Ma anche per altri personaggi dell’universo del nostro pallone l’estate 2010 è un punto di non ritorno.

Lo è per Mourinho, che ha scelto con cura il tempo giusto per andarsene. E non si dica che la scelta sia giunta per l’offerta del Real Madrid: il portoghese una sistemazione l’avrebbe trovata comunque, sarebbe bastato volerlo.
Mourinho ha fatto il suo tempo, impossibile pretendere altro dopo il triplete. Ma soprattutto lo special one ha fiutato il vento, dai titoloni dei giornali sportivi più vacillanti, alle notizie dall’aula 216 della IX sezione del Tribunale di Napoli, al ritorno di Andrea Agnelli alla Juventus, alla pubblicazione da parte della stampa delle telefonate di chi fu presidente della seconda squadra di Milano, e non esitò a chiamare designatori arbitrali né più né meno quanto il mostro Moggi, e anche peggio poiché le relazioni sono accertate anche direttamente con la classe arbitrale.

Non finisce qui quest’estate del 2010, perché il tempo sta presentando il suo conto.

» **Dati estratti**:
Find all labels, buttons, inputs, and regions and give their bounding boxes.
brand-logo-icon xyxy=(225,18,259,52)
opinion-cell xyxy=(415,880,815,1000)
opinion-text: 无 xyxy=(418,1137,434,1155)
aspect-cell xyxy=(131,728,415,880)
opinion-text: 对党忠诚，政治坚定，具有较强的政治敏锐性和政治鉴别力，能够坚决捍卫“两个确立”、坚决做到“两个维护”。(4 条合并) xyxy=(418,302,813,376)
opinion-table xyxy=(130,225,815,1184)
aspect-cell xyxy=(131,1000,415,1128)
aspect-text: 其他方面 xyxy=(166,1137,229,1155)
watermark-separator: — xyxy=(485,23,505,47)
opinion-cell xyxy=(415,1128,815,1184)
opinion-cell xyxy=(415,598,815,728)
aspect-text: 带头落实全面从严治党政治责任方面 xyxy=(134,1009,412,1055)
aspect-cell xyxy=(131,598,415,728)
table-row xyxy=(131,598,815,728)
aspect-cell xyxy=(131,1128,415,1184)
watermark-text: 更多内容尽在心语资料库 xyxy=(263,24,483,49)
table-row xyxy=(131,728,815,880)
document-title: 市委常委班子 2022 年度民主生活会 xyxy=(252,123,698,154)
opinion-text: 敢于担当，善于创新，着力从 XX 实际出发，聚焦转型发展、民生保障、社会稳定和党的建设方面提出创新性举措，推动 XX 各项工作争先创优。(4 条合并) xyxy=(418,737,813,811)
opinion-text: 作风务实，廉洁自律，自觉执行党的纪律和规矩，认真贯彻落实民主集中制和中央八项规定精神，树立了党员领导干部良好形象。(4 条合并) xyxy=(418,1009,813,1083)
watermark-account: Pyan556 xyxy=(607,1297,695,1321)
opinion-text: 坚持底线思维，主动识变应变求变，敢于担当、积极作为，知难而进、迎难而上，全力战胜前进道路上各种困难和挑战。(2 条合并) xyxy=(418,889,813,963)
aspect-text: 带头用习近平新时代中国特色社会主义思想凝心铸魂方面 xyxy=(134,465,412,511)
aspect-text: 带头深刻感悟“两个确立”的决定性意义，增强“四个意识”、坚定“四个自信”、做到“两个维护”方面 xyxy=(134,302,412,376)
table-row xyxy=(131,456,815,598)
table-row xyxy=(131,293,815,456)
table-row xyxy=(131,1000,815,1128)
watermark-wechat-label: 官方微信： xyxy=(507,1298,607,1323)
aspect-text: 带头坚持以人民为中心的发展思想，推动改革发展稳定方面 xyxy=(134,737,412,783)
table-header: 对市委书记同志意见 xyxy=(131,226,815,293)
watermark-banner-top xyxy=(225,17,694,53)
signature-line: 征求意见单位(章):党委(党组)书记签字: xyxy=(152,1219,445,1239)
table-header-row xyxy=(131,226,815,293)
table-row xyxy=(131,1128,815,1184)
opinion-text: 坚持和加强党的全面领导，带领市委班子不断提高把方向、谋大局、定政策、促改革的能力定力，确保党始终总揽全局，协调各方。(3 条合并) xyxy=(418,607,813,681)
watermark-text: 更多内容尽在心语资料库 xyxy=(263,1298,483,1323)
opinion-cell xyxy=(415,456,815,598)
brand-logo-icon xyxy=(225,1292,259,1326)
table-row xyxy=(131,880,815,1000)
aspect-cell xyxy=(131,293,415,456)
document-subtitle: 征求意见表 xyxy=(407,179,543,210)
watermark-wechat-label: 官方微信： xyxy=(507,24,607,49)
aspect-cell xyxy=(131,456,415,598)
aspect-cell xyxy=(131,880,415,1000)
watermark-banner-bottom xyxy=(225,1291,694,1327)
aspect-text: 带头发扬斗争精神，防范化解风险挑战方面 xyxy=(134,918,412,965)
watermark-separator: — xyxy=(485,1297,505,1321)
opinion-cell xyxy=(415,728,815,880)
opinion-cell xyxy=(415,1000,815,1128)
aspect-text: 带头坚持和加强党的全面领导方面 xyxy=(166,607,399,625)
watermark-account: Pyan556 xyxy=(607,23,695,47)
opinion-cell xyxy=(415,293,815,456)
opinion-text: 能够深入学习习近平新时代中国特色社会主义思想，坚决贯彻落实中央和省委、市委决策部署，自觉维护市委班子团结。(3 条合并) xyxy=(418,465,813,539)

» **Consegna**: Prosegui il brano sull'estate 2010 del calcio italiano dal punto in cui si interrompe. Le voci non hanno alcun ruolo in questo compito.

» **Risposta**:
In casa juventina gli eroi degli anni d’oro della triade sono invecchiati e il ricordo dei loro servigi per la grande Juventus comincia a lasciare il posto ad un presente assai meno limpido.
La consapevolezza di alcuni di questi giocatori è evidente, ma la dignità sembra lasciare il posto alla priorità dei bilanci stilati dai propri procuratori.
Nulla di scandaloso, così va il mondo e pecunia non olet, mai, né quando si stratta di un penny né quando parliamo di montagne di soldi.
Ma la dignità è una qualità alla quale a chi scrive piace conferire ancora un grande valore. E inevitabilmente, se sapranno capire che il loro tempo è giunto, il suo esercizio determinerà chi per sempre resterà nel cuore dei tifosi bianconeri come un grande juventino, o solo un giocatore che fece bene con la maglia della Vecchia Signora.

Se c’è un tempo giusto per andare, ci potrebbe essere allora anche un tipo giusto per ripartire.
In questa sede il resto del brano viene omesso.